Written instruction:
Your task is to locate every line holding the string "今年以来" and to copy each of them.

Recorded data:
---+---
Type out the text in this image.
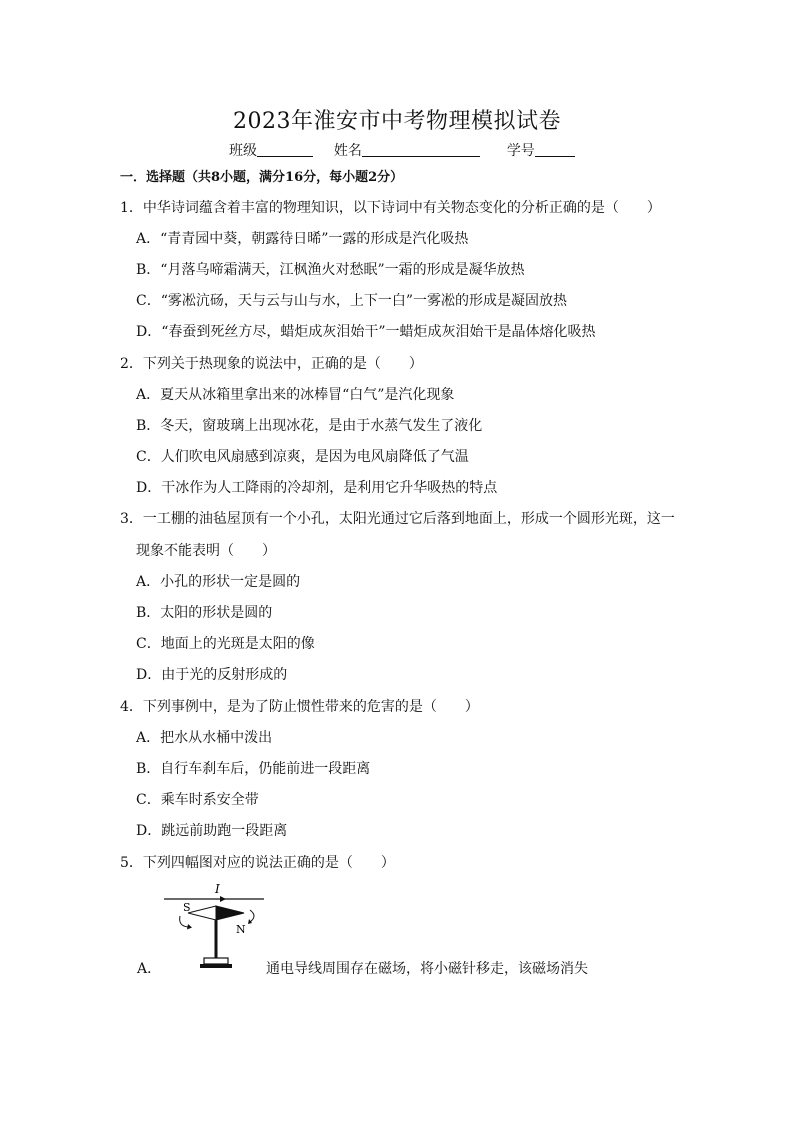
2023年淮安市中考物理模拟试卷
班级	姓名	学号
一．选择题（共8小题，满分16分，每小题2分）
1．中华诗词蕴含着丰富的物理知识，以下诗词中有关物态变化的分析正确的是（　　）
A．“青青园中葵，朝露待日晞”一露的形成是汽化吸热
B．“月落乌啼霜满天，江枫渔火对愁眠”一霜的形成是凝华放热
C．“雾凇沆砀，天与云与山与水，上下一白”一雾凇的形成是凝固放热
D．“春蚕到死丝方尽，蜡炬成灰泪始干”一蜡炬成灰泪始干是晶体熔化吸热
2．下列关于热现象的说法中，正确的是（　　）
A．夏天从冰箱里拿出来的冰棒冒“白气”是汽化现象
B．冬天，窗玻璃上出现冰花，是由于水蒸气发生了液化
C．人们吹电风扇感到凉爽，是因为电风扇降低了气温
D．干冰作为人工降雨的冷却剂，是利用它升华吸热的特点
3．一工棚的油毡屋顶有一个小孔，太阳光通过它后落到地面上，形成一个圆形光斑，这一
现象不能表明（　　）
A．小孔的形状一定是圆的
B．太阳的形状是圆的
C．地面上的光斑是太阳的像
D．由于光的反射形成的
4．下列事例中，是为了防止惯性带来的危害的是（　　）
A．把水从水桶中泼出
B．自行车刹车后，仍能前进一段距离
C．乘车时系安全带
D．跳远前助跑一段距离
5．下列四幅图对应的说法正确的是（　　）
I
S
N
A．	通电导线周围存在磁场，将小磁针移走，该磁场消失
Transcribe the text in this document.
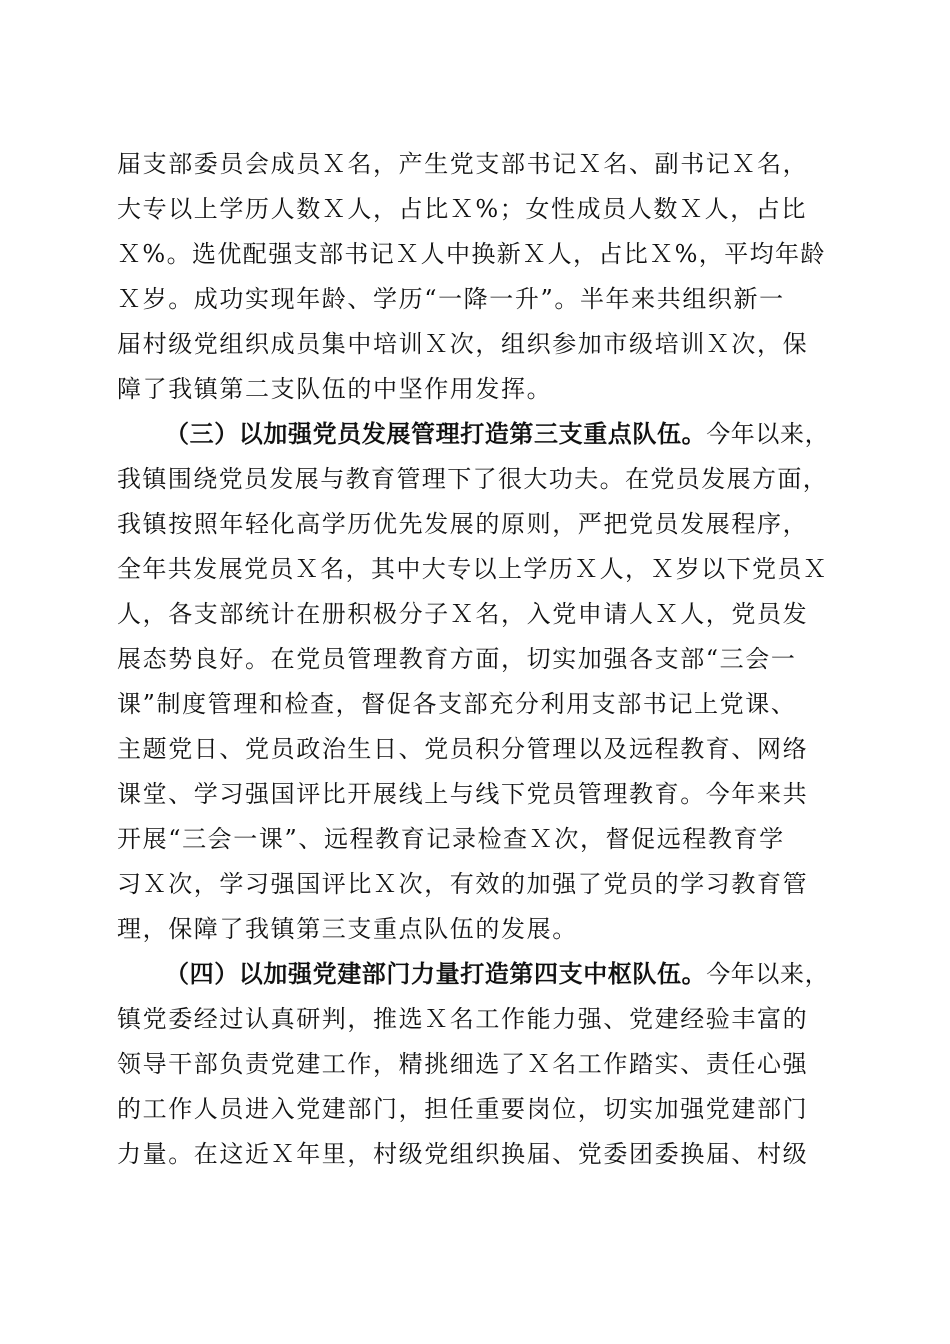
届支部委员会成员Ｘ名，产生党支部书记Ｘ名、副书记Ｘ名，
大专以上学历人数Ｘ人，占比Ｘ%；女性成员人数Ｘ人，占比
Ｘ%。选优配强支部书记Ｘ人中换新Ｘ人，占比Ｘ%，平均年龄
Ｘ岁。成功实现年龄、学历“一降一升”。半年来共组织新一
届村级党组织成员集中培训Ｘ次，组织参加市级培训Ｘ次，保
障了我镇第二支队伍的中坚作用发挥。
（三）以加强党员发展管理打造第三支重点队伍。今年以来，
我镇围绕党员发展与教育管理下了很大功夫。在党员发展方面，
我镇按照年轻化高学历优先发展的原则，严把党员发展程序，
全年共发展党员Ｘ名，其中大专以上学历Ｘ人，Ｘ岁以下党员Ｘ
人，各支部统计在册积极分子Ｘ名，入党申请人Ｘ人，党员发
展态势良好。在党员管理教育方面，切实加强各支部“三会一
课”制度管理和检查，督促各支部充分利用支部书记上党课、
主题党日、党员政治生日、党员积分管理以及远程教育、网络
课堂、学习强国评比开展线上与线下党员管理教育。今年来共
开展“三会一课”、远程教育记录检查Ｘ次，督促远程教育学
习Ｘ次，学习强国评比Ｘ次，有效的加强了党员的学习教育管
理，保障了我镇第三支重点队伍的发展。
（四）以加强党建部门力量打造第四支中枢队伍。今年以来，
镇党委经过认真研判，推选Ｘ名工作能力强、党建经验丰富的
领导干部负责党建工作，精挑细选了Ｘ名工作踏实、责任心强
的工作人员进入党建部门，担任重要岗位，切实加强党建部门
力量。在这近Ｘ年里，村级党组织换届、党委团委换届、村级
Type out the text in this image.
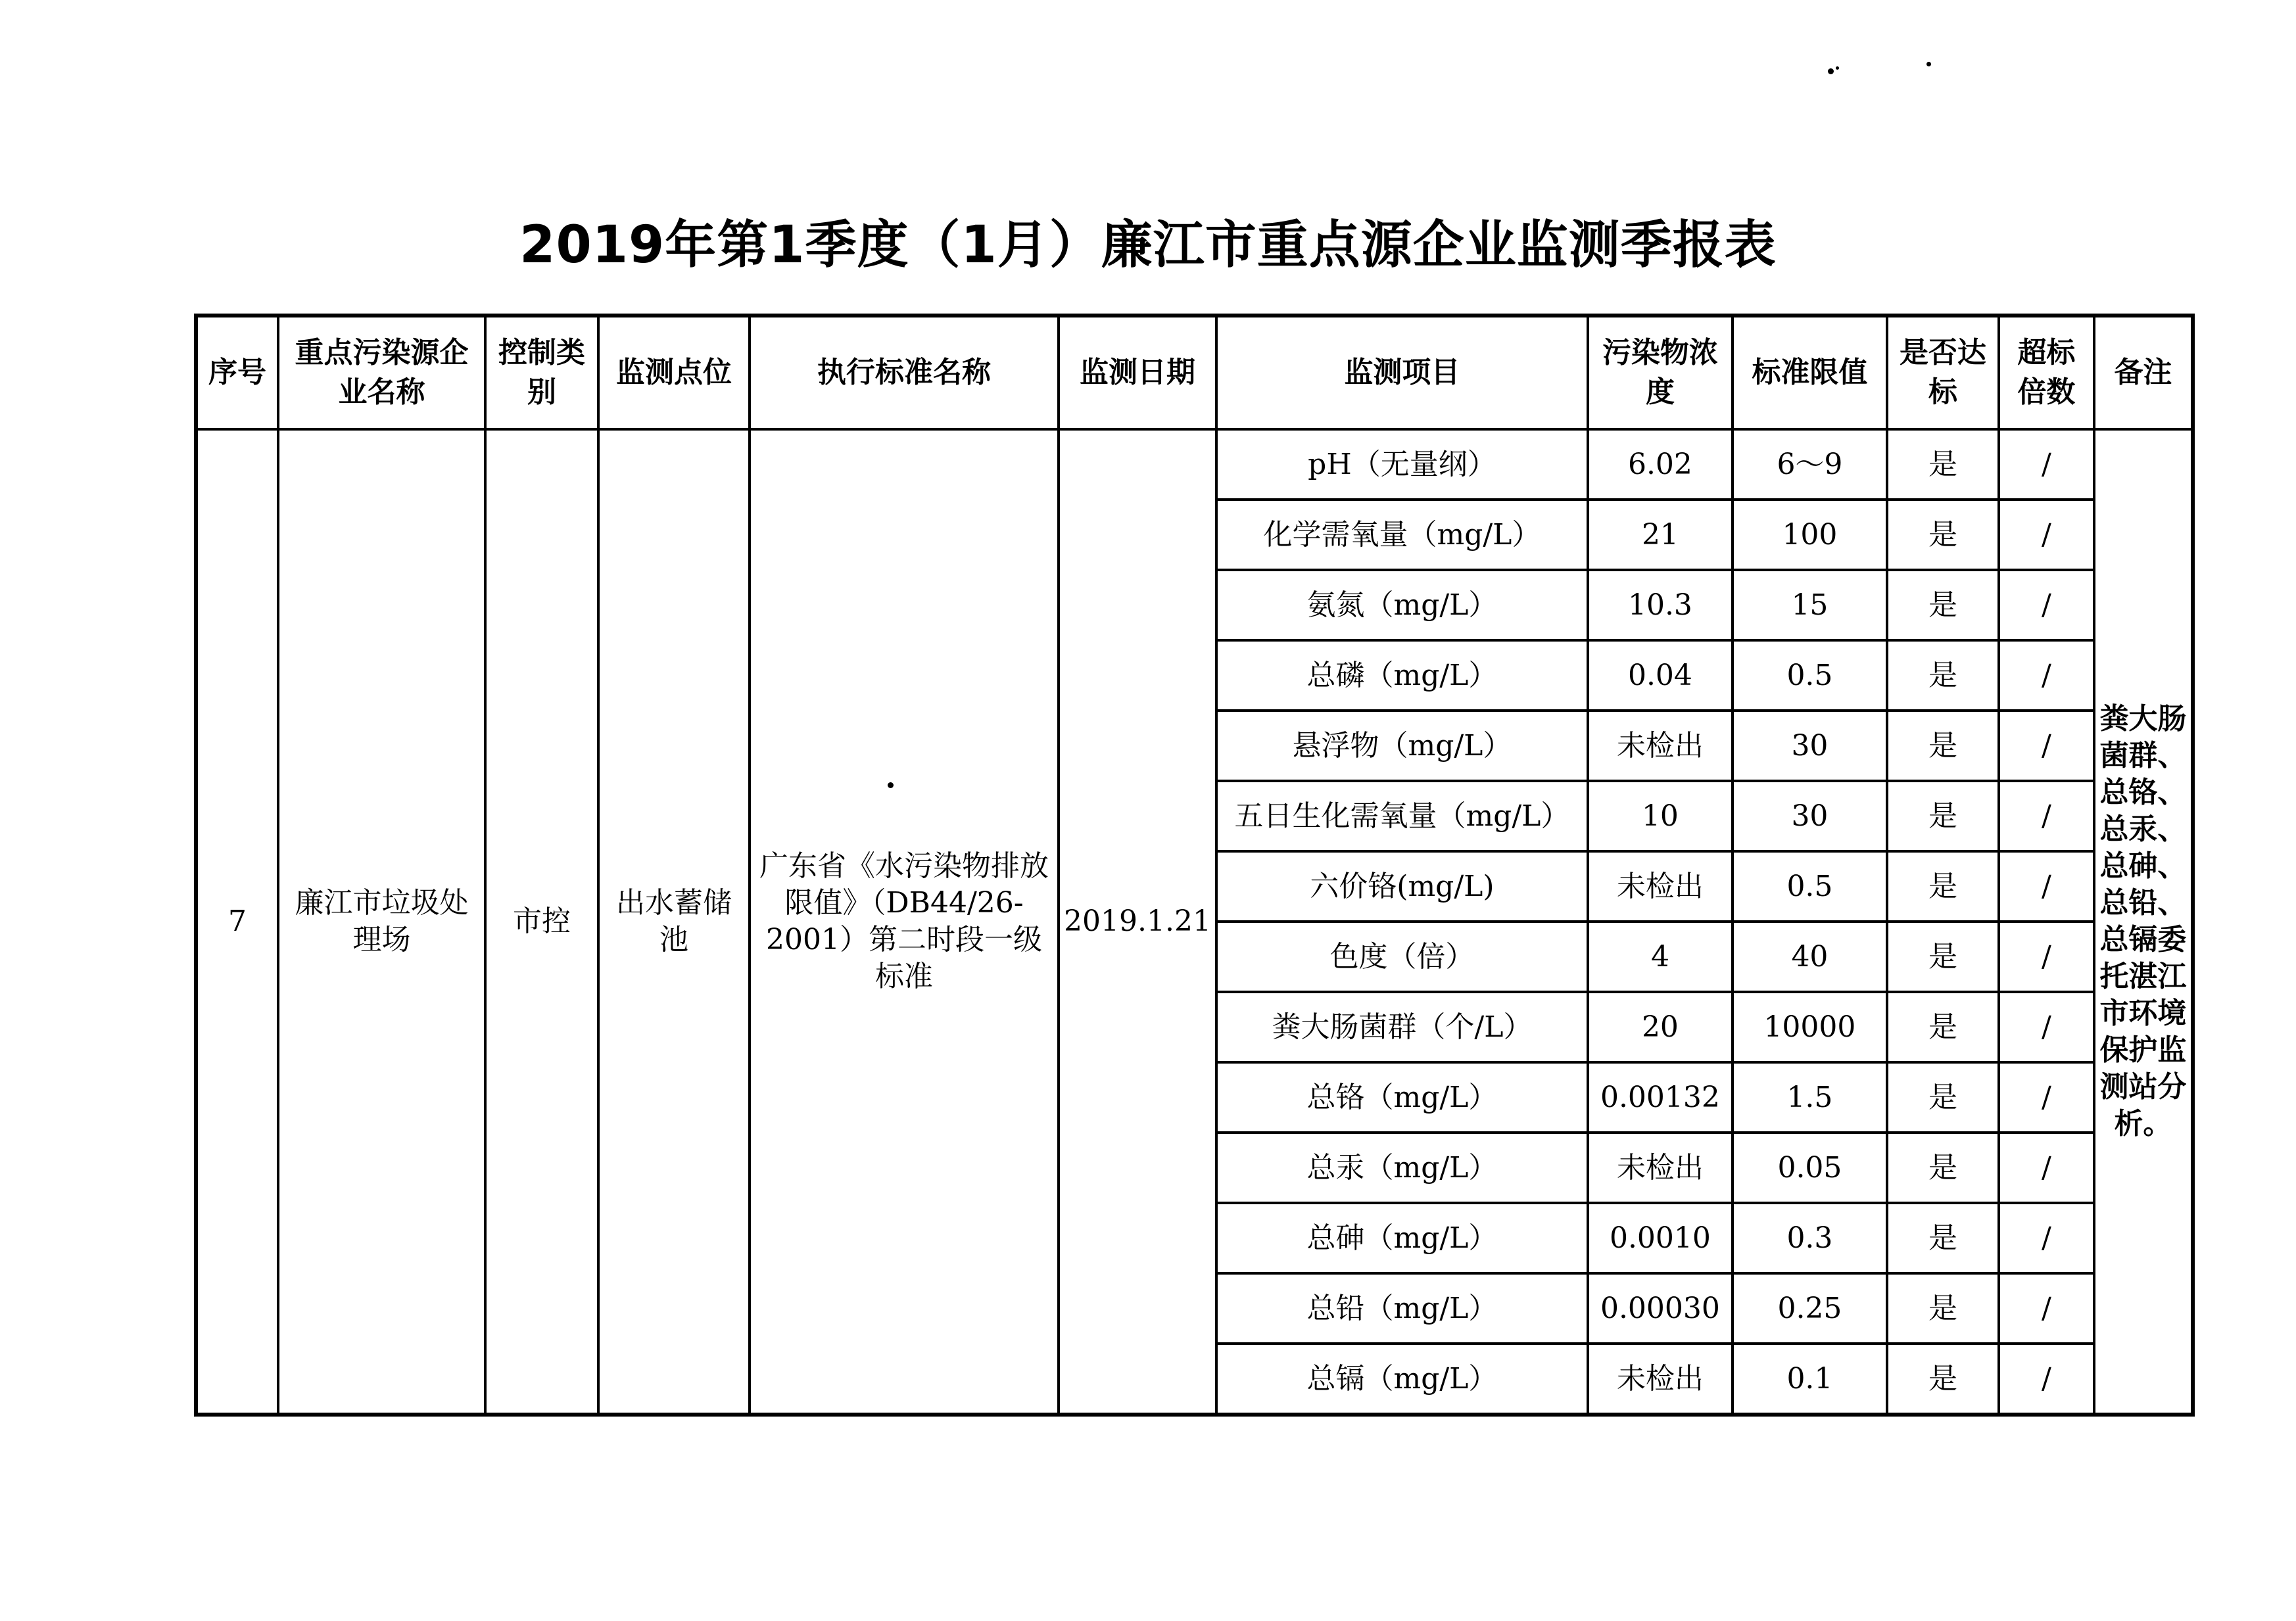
2019年第1季度（1月）廉江市重点源企业监测季报表
序号	重点污染源企业名称	控制类别	监测点位	执行标准名称	监测日期	监测项目	污染物浓度	标准限值	是否达标	超标倍数	备注
7	廉江市垃圾处理场	市控	出水蓄储池	广东省《水污染物排放限值》（DB44/26-2001）第二时段一级标准	2019.1.21	pH（无量纲）	6.02	6～9	是	/	粪大肠菌群、总铬、总汞、总砷、总铅、总镉委托湛江市环境保护监测站分析。
						化学需氧量（mg/L）	21	100	是	/	
						氨氮（mg/L）	10.3	15	是	/	
						总磷（mg/L）	0.04	0.5	是	/	
						悬浮物（mg/L）	未检出	30	是	/	
						五日生化需氧量（mg/L）	10	30	是	/	
						六价铬(mg/L)	未检出	0.5	是	/	
						色度（倍）	4	40	是	/	
						粪大肠菌群（个/L）	20	10000	是	/	
						总铬（mg/L）	0.00132	1.5	是	/	
						总汞（mg/L）	未检出	0.05	是	/	
						总砷（mg/L）	0.0010	0.3	是	/	
						总铅（mg/L）	0.00030	0.25	是	/	
						总镉（mg/L）	未检出	0.1	是	/	
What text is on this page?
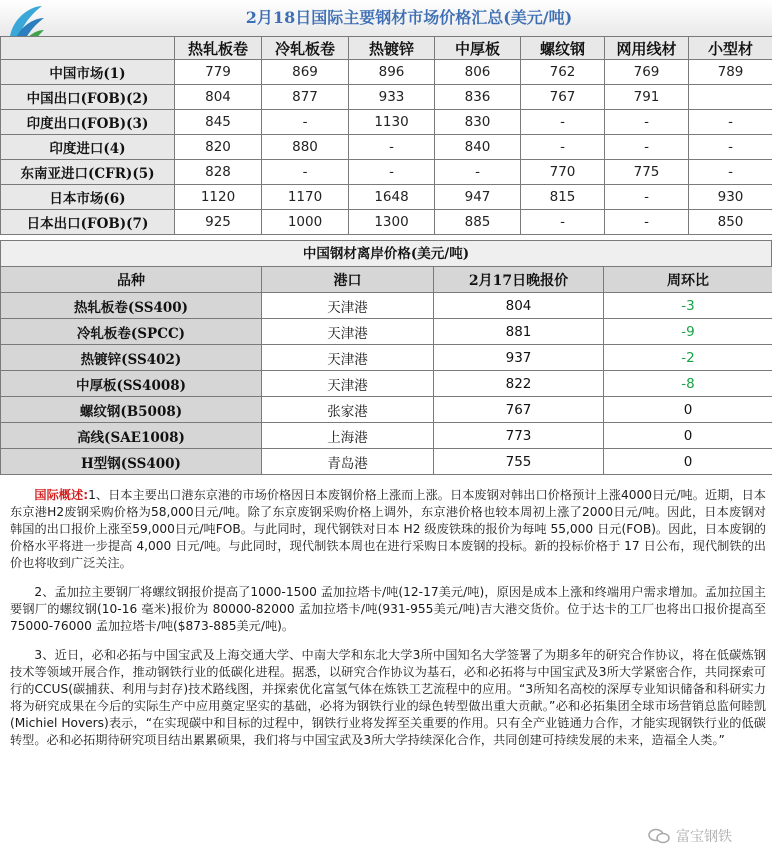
2月18日国际主要钢材市场价格汇总(美元/吨)
	热轧板卷	冷轧板卷	热镀锌	中厚板	螺纹钢	网用线材	小型材
中国市场(1)	779	869	896	806	762	769	789
中国出口(FOB)(2)	804	877	933	836	767	791	
印度出口(FOB)(3)	845	-	1130	830	-	-	-
印度进口(4)	820	880	-	840	-	-	-
东南亚进口(CFR)(5)	828	-	-	-	770	775	-
日本市场(6)	1120	1170	1648	947	815	-	930
日本出口(FOB)(7)	925	1000	1300	885	-	-	850
中国钢材离岸价格(美元/吨)
品种	港口	2月17日晚报价	周环比
热轧板卷(SS400)	天津港	804	-3
冷轧板卷(SPCC)	天津港	881	-9
热镀锌(SS402)	天津港	937	-2
中厚板(SS4008)	天津港	822	-8
螺纹钢(B5008)	张家港	767	0
高线(SAE1008)	上海港	773	0
H型钢(SS400)	青岛港	755	0

国际概述:1、日本主要出口港东京港的市场价格因日本废钢价格上涨而上涨。日本废钢对韩出口价格预计上涨4000日元/吨。近期，日本东京港H2废钢采购价格为58,000日元/吨。除了东京废钢采购价格上调外，东京港价格也较本周初上涨了2000日元/吨。因此，日本废钢对韩国的出口报价上涨至59,000日元/吨FOB。与此同时，现代钢铁对日本 H2 级废铁珠的报价为每吨 55,000 日元(FOB)。因此，日本废钢的价格水平将进一步提高 4,000 日元/吨。与此同时，现代制铁本周也在进行采购日本废钢的投标。新的投标价格于 17 日公布，现代制铁的出价也将收到广泛关注。

2、孟加拉主要钢厂将螺纹钢报价提高了1000-1500 孟加拉塔卡/吨(12-17美元/吨)，原因是成本上涨和终端用户需求增加。孟加拉国主要钢厂的螺纹钢(10-16 毫米)报价为 80000-82000 孟加拉塔卡/吨(931-955美元/吨)吉大港交货价。位于达卡的工厂也将出口报价提高至 75000-76000 孟加拉塔卡/吨($873-885美元/吨)。

3、近日，必和必拓与中国宝武及上海交通大学、中南大学和东北大学3所中国知名大学签署了为期多年的研究合作协议，将在低碳炼钢技术等领域开展合作，推动钢铁行业的低碳化进程。据悉，以研究合作协议为基石，必和必拓将与中国宝武及3所大学紧密合作，共同探索可行的CCUS(碳捕获、利用与封存)技术路线图，并探索优化富氢气体在炼铁工艺流程中的应用。“3所知名高校的深厚专业知识储备和科研实力将为研究成果在今后的实际生产中应用奠定坚实的基础，必将为钢铁行业的绿色转型做出重大贡献。”必和必拓集团全球市场营销总监何睦凯(Michiel Hovers)表示，“在实现碳中和目标的过程中，钢铁行业将发挥至关重要的作用。只有全产业链通力合作，才能实现钢铁行业的低碳转型。必和必拓期待研究项目结出累累硕果，我们将与中国宝武及3所大学持续深化合作，共同创建可持续发展的未来，造福全人类。”

富宝钢铁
---+---
Correct output:
（三）以加强党员发展管理打造第三支重点队伍。今年以来，
（四）以加强党建部门力量打造第四支中枢队伍。今年以来，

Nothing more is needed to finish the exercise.